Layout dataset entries
# # # # # # #

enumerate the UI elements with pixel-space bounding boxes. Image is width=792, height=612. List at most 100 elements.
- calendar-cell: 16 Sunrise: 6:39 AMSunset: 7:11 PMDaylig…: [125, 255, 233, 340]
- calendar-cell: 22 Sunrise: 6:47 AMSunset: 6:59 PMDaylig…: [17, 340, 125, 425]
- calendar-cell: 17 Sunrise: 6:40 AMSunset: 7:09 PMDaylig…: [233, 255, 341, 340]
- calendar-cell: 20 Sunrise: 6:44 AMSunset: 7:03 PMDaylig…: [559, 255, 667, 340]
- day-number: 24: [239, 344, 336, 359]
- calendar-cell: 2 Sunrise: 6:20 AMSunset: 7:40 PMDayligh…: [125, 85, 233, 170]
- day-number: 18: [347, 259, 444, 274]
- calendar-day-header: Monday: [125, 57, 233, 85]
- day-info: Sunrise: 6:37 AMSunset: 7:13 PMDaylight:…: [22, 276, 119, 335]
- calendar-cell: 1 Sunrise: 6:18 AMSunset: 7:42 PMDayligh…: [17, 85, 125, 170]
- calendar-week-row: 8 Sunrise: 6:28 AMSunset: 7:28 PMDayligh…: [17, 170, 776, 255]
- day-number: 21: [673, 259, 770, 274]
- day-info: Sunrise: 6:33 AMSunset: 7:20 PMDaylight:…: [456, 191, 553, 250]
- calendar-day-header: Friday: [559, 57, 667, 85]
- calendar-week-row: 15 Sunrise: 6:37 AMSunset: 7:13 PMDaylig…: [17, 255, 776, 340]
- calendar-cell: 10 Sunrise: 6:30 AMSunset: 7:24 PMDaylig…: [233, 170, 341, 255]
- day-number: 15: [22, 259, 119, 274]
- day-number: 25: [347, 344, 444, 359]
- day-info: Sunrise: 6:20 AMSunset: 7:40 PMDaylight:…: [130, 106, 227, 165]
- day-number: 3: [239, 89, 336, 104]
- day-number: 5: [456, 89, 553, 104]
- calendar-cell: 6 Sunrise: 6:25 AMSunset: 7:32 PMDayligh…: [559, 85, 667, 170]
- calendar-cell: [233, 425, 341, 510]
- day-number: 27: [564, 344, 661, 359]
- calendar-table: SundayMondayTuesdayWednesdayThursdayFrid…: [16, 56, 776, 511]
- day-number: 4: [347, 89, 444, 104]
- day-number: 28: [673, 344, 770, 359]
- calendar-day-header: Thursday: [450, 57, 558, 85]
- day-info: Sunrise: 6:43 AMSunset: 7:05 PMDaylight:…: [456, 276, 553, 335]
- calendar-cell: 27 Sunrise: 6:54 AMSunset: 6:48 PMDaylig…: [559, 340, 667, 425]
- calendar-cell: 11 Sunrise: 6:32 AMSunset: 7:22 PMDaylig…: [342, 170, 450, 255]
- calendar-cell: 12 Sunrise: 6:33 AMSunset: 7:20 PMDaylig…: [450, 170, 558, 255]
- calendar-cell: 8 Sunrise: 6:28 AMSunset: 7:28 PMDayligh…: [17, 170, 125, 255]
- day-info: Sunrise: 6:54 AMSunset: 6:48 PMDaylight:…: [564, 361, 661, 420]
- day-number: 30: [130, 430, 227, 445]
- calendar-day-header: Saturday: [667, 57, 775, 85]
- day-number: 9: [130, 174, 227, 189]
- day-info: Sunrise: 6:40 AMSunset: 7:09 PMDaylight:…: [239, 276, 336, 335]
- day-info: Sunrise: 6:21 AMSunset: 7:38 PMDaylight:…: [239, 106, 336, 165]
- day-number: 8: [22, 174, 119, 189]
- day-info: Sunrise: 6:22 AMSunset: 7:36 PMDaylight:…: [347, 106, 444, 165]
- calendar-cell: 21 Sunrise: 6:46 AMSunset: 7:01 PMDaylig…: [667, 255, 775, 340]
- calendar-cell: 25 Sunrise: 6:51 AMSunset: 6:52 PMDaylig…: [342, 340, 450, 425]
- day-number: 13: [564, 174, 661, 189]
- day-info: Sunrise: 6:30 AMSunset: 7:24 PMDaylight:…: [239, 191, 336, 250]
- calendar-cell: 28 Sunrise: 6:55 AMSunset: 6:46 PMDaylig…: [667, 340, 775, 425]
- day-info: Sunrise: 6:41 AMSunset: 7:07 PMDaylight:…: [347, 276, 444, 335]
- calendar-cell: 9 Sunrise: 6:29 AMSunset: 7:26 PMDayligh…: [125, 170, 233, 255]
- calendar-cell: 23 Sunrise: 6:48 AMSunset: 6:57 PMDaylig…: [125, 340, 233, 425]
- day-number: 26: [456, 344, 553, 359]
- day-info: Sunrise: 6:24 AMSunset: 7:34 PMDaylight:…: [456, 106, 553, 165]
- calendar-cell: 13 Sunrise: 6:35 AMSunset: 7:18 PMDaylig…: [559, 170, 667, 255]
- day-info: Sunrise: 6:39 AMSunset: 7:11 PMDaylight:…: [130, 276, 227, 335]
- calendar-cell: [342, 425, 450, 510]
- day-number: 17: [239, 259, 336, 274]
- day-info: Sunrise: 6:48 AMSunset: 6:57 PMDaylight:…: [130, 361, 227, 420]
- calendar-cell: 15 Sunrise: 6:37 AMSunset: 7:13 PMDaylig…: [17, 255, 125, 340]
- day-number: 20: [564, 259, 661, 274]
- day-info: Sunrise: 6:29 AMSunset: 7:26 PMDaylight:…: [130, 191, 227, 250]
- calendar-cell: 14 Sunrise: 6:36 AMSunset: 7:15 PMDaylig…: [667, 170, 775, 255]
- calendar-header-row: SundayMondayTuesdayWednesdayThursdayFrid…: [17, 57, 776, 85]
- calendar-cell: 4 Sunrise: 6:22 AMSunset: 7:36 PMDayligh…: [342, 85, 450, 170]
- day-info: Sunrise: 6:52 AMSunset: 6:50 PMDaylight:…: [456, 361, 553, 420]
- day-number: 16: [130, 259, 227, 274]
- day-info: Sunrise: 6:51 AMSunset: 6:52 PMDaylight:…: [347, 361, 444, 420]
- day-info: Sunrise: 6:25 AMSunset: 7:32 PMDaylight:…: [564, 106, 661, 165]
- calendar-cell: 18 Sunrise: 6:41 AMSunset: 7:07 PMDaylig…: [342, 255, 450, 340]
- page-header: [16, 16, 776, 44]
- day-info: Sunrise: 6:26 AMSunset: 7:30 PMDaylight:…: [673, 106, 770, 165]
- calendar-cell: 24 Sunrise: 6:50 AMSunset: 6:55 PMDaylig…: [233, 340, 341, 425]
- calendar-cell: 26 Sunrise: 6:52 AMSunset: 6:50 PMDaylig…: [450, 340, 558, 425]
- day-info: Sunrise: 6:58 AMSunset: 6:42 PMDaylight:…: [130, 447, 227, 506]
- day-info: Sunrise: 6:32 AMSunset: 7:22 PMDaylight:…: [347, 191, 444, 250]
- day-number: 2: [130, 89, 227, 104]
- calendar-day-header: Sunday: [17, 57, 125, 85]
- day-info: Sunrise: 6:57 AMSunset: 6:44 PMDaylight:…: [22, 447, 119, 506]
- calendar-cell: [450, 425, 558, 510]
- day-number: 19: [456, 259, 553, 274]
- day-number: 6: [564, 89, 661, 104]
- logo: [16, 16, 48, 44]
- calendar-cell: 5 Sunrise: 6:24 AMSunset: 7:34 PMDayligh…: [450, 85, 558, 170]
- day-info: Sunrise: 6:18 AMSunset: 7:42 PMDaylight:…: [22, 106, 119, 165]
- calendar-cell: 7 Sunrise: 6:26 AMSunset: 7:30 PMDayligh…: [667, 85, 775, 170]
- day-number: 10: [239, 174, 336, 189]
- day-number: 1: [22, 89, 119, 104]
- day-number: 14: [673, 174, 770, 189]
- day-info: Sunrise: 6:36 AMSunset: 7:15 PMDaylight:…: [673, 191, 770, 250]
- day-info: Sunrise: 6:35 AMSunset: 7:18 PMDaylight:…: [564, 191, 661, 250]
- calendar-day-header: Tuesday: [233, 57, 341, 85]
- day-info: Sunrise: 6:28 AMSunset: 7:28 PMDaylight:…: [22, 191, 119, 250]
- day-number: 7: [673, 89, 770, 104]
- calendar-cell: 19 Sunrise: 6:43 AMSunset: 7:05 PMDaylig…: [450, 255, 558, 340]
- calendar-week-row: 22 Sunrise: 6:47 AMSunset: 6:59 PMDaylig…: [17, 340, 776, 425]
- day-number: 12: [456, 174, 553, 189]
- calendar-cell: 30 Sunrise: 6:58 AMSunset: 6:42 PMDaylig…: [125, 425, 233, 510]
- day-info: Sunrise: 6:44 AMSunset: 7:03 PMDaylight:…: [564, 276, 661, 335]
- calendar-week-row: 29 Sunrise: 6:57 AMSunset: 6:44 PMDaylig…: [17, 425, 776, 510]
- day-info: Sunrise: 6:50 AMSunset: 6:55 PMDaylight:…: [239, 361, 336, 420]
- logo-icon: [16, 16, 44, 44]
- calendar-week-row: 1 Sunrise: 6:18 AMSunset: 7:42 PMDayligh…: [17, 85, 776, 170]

# # # # # # #

Rewrite everything from the start of the records down to and including the line containing "- calendar-week-row: 8", with "day-number" changed to "date-number" and nothing else altered.

Result:
enumerate the UI elements with pixel-space bounding boxes. Image is width=792, height=612. List at most 100 elements.
- calendar-cell: 16 Sunrise: 6:39 AMSunset: 7:11 PMDaylig…: [125, 255, 233, 340]
- calendar-cell: 22 Sunrise: 6:47 AMSunset: 6:59 PMDaylig…: [17, 340, 125, 425]
- calendar-cell: 17 Sunrise: 6:40 AMSunset: 7:09 PMDaylig…: [233, 255, 341, 340]
- calendar-cell: 20 Sunrise: 6:44 AMSunset: 7:03 PMDaylig…: [559, 255, 667, 340]
- date-number: 24: [239, 344, 336, 359]
- calendar-cell: 2 Sunrise: 6:20 AMSunset: 7:40 PMDayligh…: [125, 85, 233, 170]
- date-number: 18: [347, 259, 444, 274]
- calendar-day-header: Monday: [125, 57, 233, 85]
- day-info: Sunrise: 6:37 AMSunset: 7:13 PMDaylight:…: [22, 276, 119, 335]
- calendar-cell: 1 Sunrise: 6:18 AMSunset: 7:42 PMDayligh…: [17, 85, 125, 170]
- calendar-week-row: 8 Sunrise: 6:28 AMSunset: 7:28 PMDayligh…: [17, 170, 776, 255]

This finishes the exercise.